Information provided:
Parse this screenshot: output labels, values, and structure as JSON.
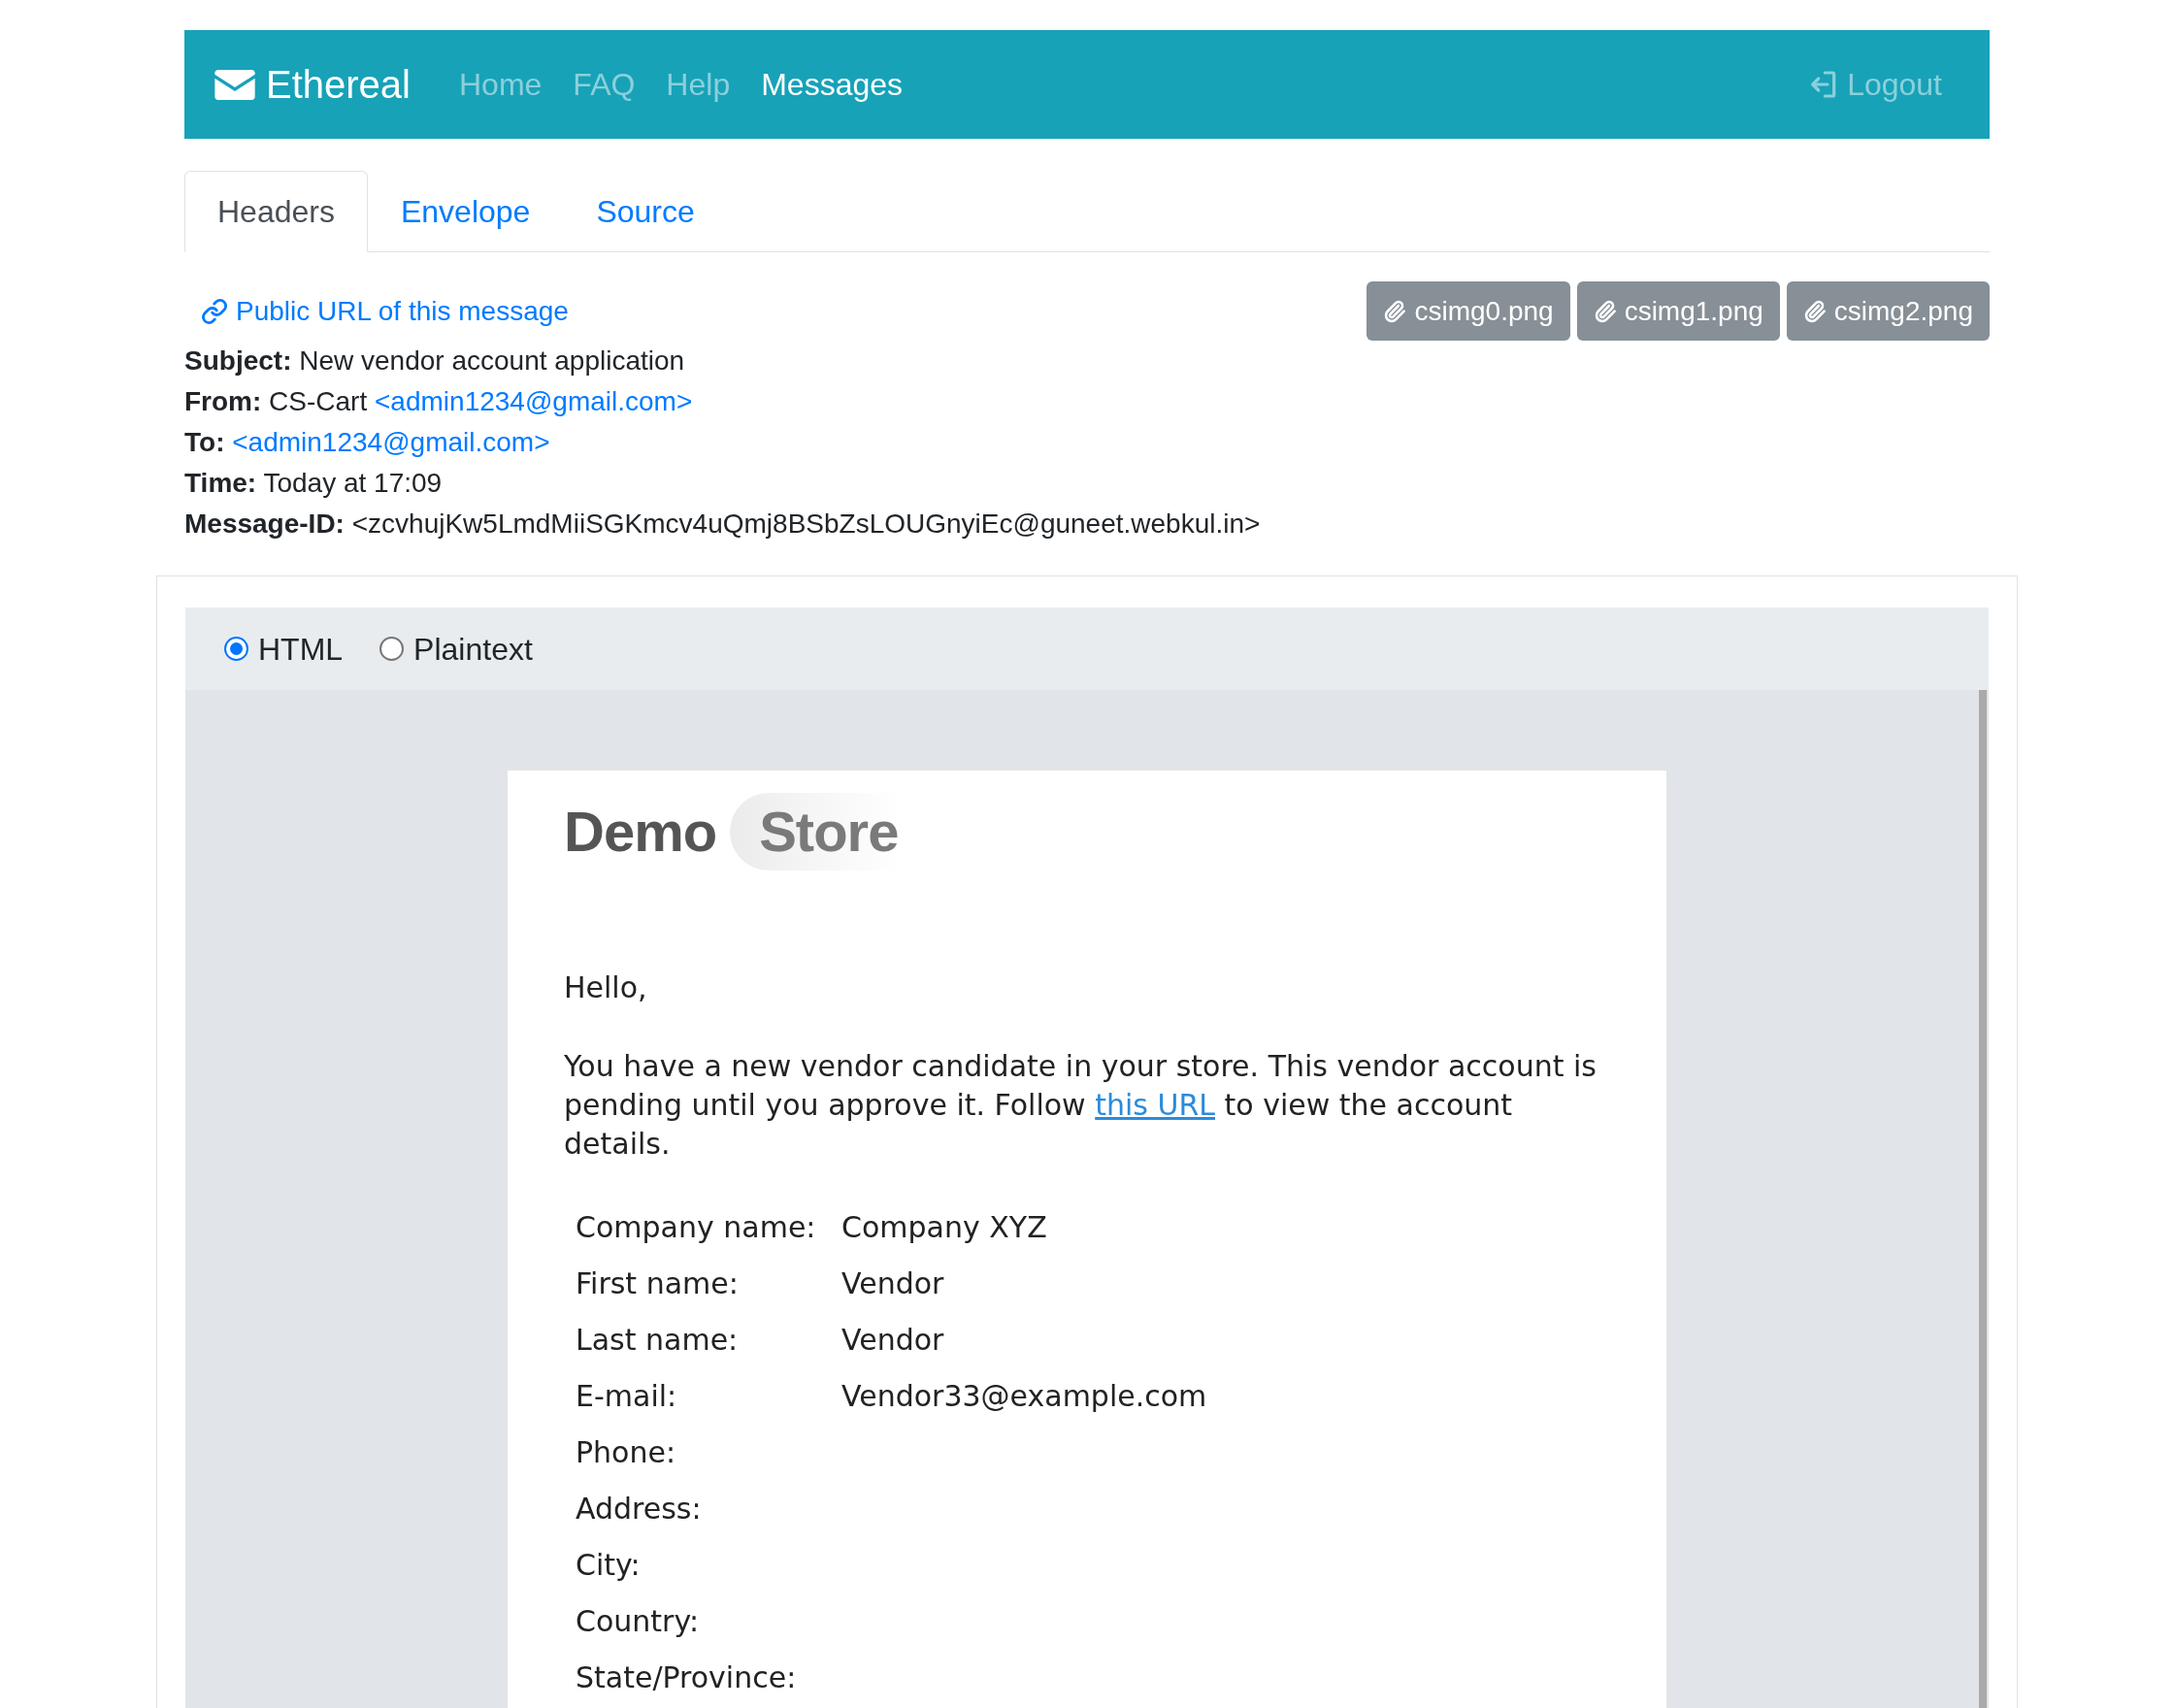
{
  "navbar": {
    "brand": "Ethereal",
    "links": [
      {
        "label": "Home",
        "selected": false
      },
      {
        "label": "FAQ",
        "selected": false
      },
      {
        "label": "Help",
        "selected": false
      },
      {
        "label": "Messages",
        "selected": true
      }
    ],
    "logout": "Logout"
  },
  "tabs": [
    {
      "label": "Headers",
      "selected": true
    },
    {
      "label": "Envelope",
      "selected": false
    },
    {
      "label": "Source",
      "selected": false
    }
  ],
  "public_url": "Public URL of this message",
  "attachments": [
    "csimg0.png",
    "csimg1.png",
    "csimg2.png"
  ],
  "headers": [
    {
      "label": "Subject:",
      "value": "New vendor account application"
    },
    {
      "label": "From:",
      "value": "CS-Cart",
      "link": "<admin1234@gmail.com>"
    },
    {
      "label": "To:",
      "link": "<admin1234@gmail.com>"
    },
    {
      "label": "Time:",
      "value": "Today at 17:09"
    },
    {
      "label": "Message-ID:",
      "value": "<zcvhujKw5LmdMiiSGKmcv4uQmj8BSbZsLOUGnyiEc@guneet.webkul.in>"
    }
  ],
  "view_options": [
    {
      "label": "HTML",
      "selected": true
    },
    {
      "label": "Plaintext",
      "selected": false
    }
  ],
  "email": {
    "logo": {
      "text": "Demo",
      "highlight": "Store"
    },
    "greeting": "Hello,",
    "paragraph": {
      "before": "You have a new vendor candidate in your store. This vendor account is pending until you approve it. Follow",
      "link": "this URL",
      "after": "to view the account details."
    },
    "details": [
      {
        "label": "Company name:",
        "value": "Company XYZ"
      },
      {
        "label": "First name:",
        "value": "Vendor"
      },
      {
        "label": "Last name:",
        "value": "Vendor"
      },
      {
        "label": "E-mail:",
        "value": "Vendor33@example.com"
      },
      {
        "label": "Phone:"
      },
      {
        "label": "Address:"
      },
      {
        "label": "City:"
      },
      {
        "label": "Country:"
      },
      {
        "label": "State/Province:"
      }
    ]
  }
}
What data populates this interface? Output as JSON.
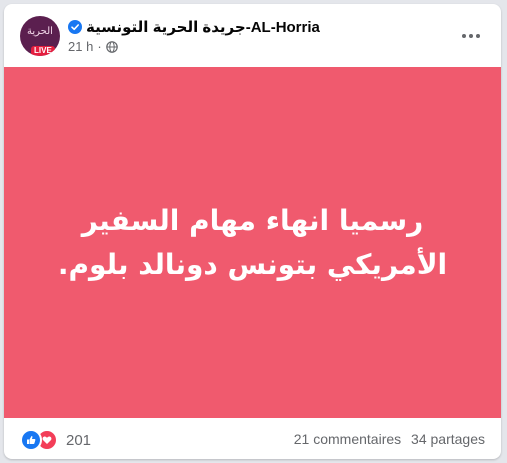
{
  "post": {
    "page_name": "جريدة الحرية التونسية-AL-Horria",
    "timestamp": "21 h",
    "separator": "·",
    "avatar_badge": "LIVE",
    "avatar_logo_text": "الحرية",
    "body_text": "رسميا انهاء مهام السفير الأمريكي بتونس دونالد بلوم.",
    "background_color": "#f05a6e",
    "reaction_count": "201",
    "comments": "21 commentaires",
    "shares": "34 partages"
  },
  "icons": {
    "verified": "verified-badge-icon",
    "privacy": "globe-icon",
    "more": "more-options-icon",
    "like": "like-reaction-icon",
    "love": "love-reaction-icon"
  },
  "colors": {
    "facebook_blue": "#1877f2",
    "love_red": "#f33e58",
    "secondary_text": "#65676b"
  }
}
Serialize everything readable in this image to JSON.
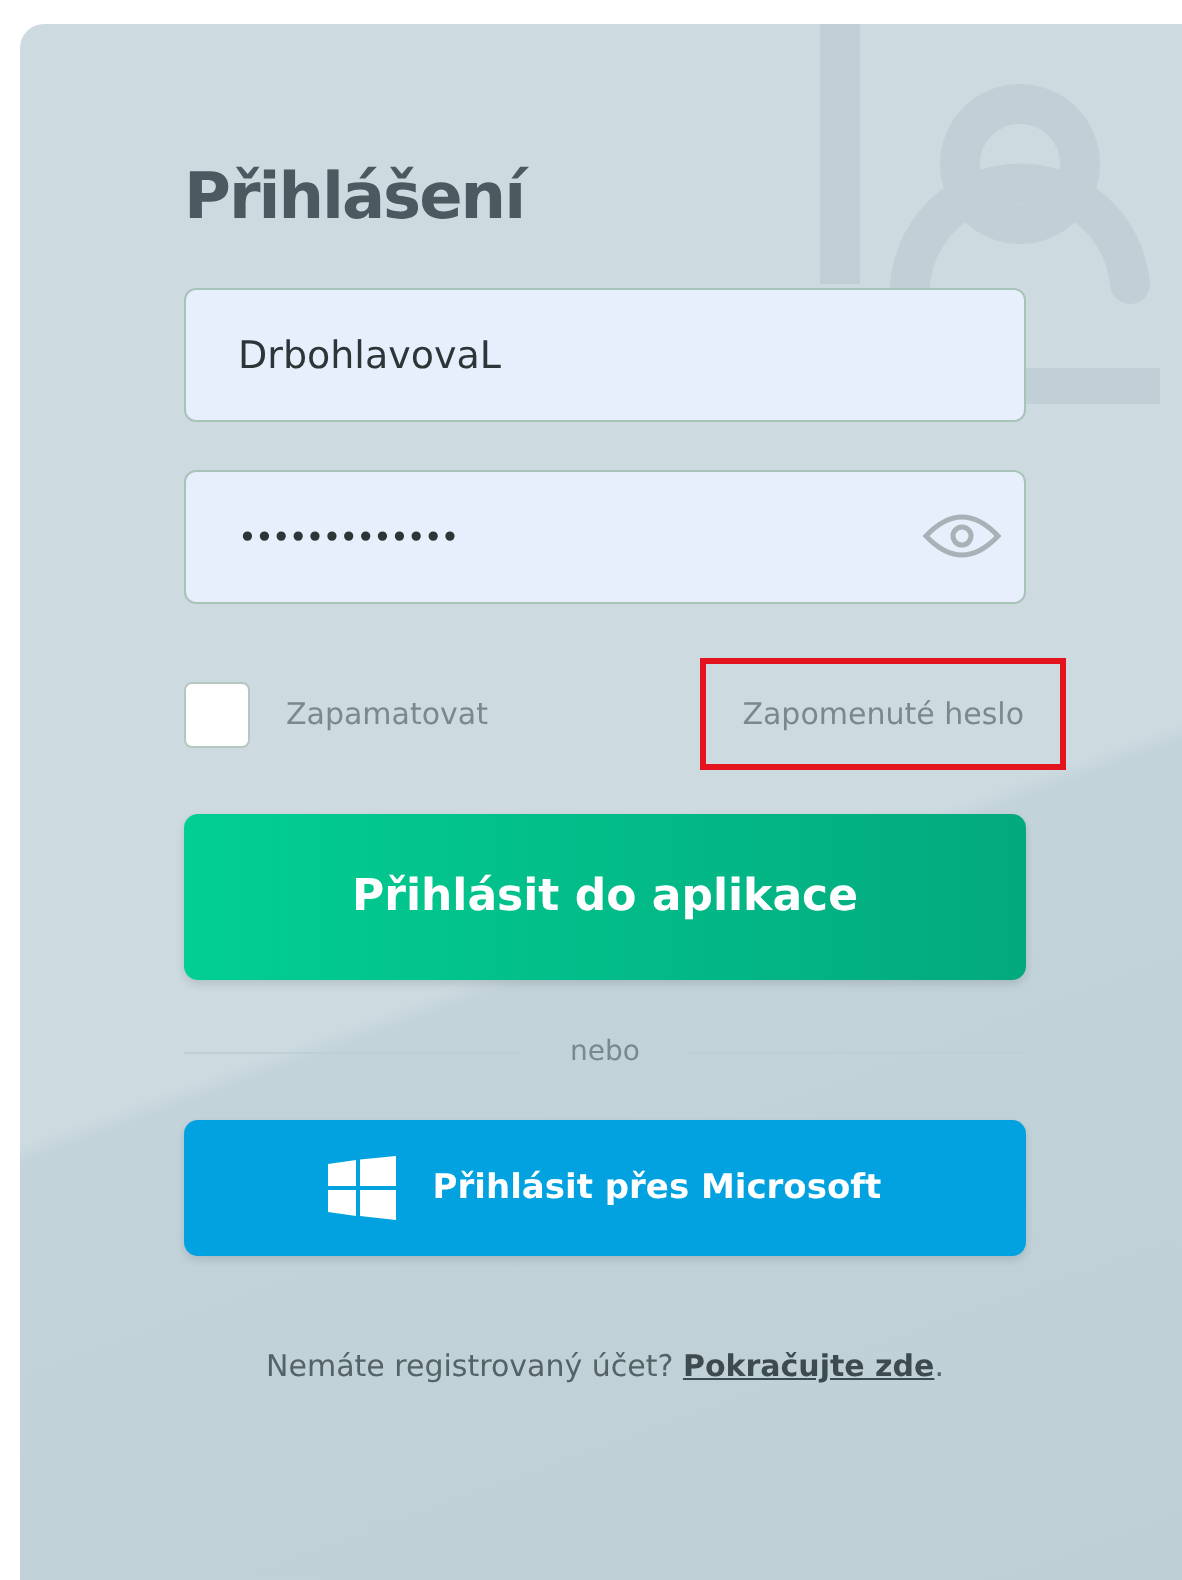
{
  "title": "Přihlášení",
  "username": {
    "value": "DrbohlavovaL"
  },
  "password": {
    "value": "•••••••••••••"
  },
  "remember": {
    "label": "Zapamatovat",
    "checked": false
  },
  "forgot_link": {
    "label": "Zapomenuté heslo",
    "highlighted": true
  },
  "login_button": "Přihlásit do aplikace",
  "divider": "nebo",
  "microsoft_button": "Přihlásit přes Microsoft",
  "footer": {
    "text": "Nemáte registrovaný účet?",
    "link": "Pokračujte zde",
    "end": "."
  }
}
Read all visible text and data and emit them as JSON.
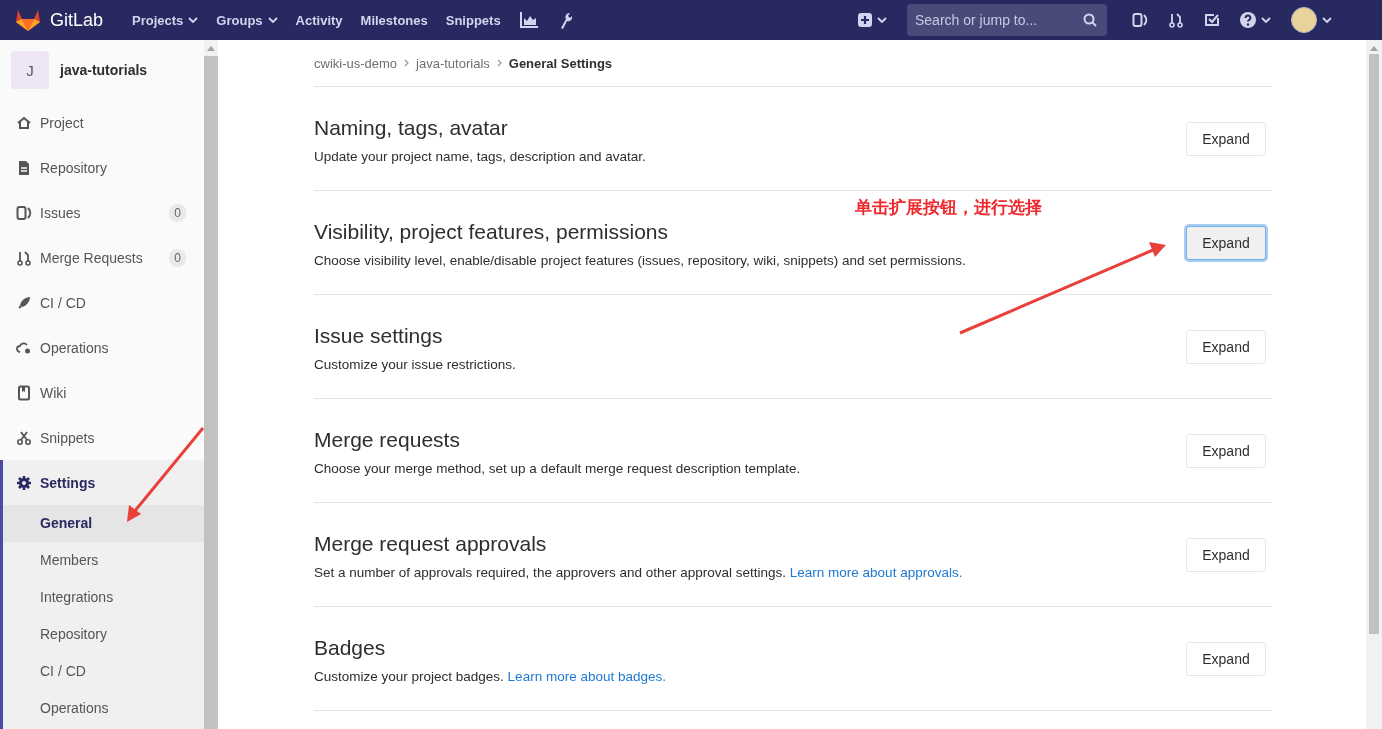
{
  "header": {
    "logo": "GitLab",
    "nav": [
      {
        "label": "Projects",
        "dropdown": true
      },
      {
        "label": "Groups",
        "dropdown": true
      },
      {
        "label": "Activity",
        "dropdown": false
      },
      {
        "label": "Milestones",
        "dropdown": false
      },
      {
        "label": "Snippets",
        "dropdown": false
      }
    ],
    "search": {
      "placeholder": "Search or jump to..."
    }
  },
  "sidebar": {
    "project": {
      "avatar_letter": "J",
      "name": "java-tutorials"
    },
    "items": [
      {
        "kind": "project",
        "label": "Project",
        "selected": false
      },
      {
        "kind": "repository",
        "label": "Repository",
        "selected": false
      },
      {
        "kind": "issues",
        "label": "Issues",
        "count": "0",
        "selected": false
      },
      {
        "kind": "merge",
        "label": "Merge Requests",
        "count": "0",
        "selected": false
      },
      {
        "kind": "cicd",
        "label": "CI / CD",
        "selected": false
      },
      {
        "kind": "operations",
        "label": "Operations",
        "selected": false
      },
      {
        "kind": "wiki",
        "label": "Wiki",
        "selected": false
      },
      {
        "kind": "snippets",
        "label": "Snippets",
        "selected": false
      },
      {
        "kind": "settings",
        "label": "Settings",
        "selected": true,
        "children": [
          {
            "label": "General",
            "selected": true
          },
          {
            "label": "Members",
            "selected": false
          },
          {
            "label": "Integrations",
            "selected": false
          },
          {
            "label": "Repository",
            "selected": false
          },
          {
            "label": "CI / CD",
            "selected": false
          },
          {
            "label": "Operations",
            "selected": false
          }
        ]
      }
    ]
  },
  "breadcrumb": [
    {
      "label": "cwiki-us-demo"
    },
    {
      "label": "java-tutorials"
    },
    {
      "label": "General Settings"
    }
  ],
  "sections": [
    {
      "title": "Naming, tags, avatar",
      "description": "Update your project name, tags, description and avatar.",
      "button": "Expand",
      "focused": false
    },
    {
      "title": "Visibility, project features, permissions",
      "description": "Choose visibility level, enable/disable project features (issues, repository, wiki, snippets) and set permissions.",
      "button": "Expand",
      "focused": true
    },
    {
      "title": "Issue settings",
      "description": "Customize your issue restrictions.",
      "button": "Expand",
      "focused": false
    },
    {
      "title": "Merge requests",
      "description": "Choose your merge method, set up a default merge request description template.",
      "button": "Expand",
      "focused": false
    },
    {
      "title": "Merge request approvals",
      "description": "Set a number of approvals required, the approvers and other approval settings.",
      "link": "Learn more about approvals.",
      "button": "Expand",
      "focused": false
    },
    {
      "title": "Badges",
      "description": "Customize your project badges.",
      "link": "Learn more about badges.",
      "button": "Expand",
      "focused": false
    }
  ],
  "annotation": {
    "text": "单击扩展按钮，进行选择"
  }
}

Exercise directions: Check all the records above and select each line where the string "about" is found.

Exercise output:
      "link": "Learn more about approvals.",
      "link": "Learn more about badges.",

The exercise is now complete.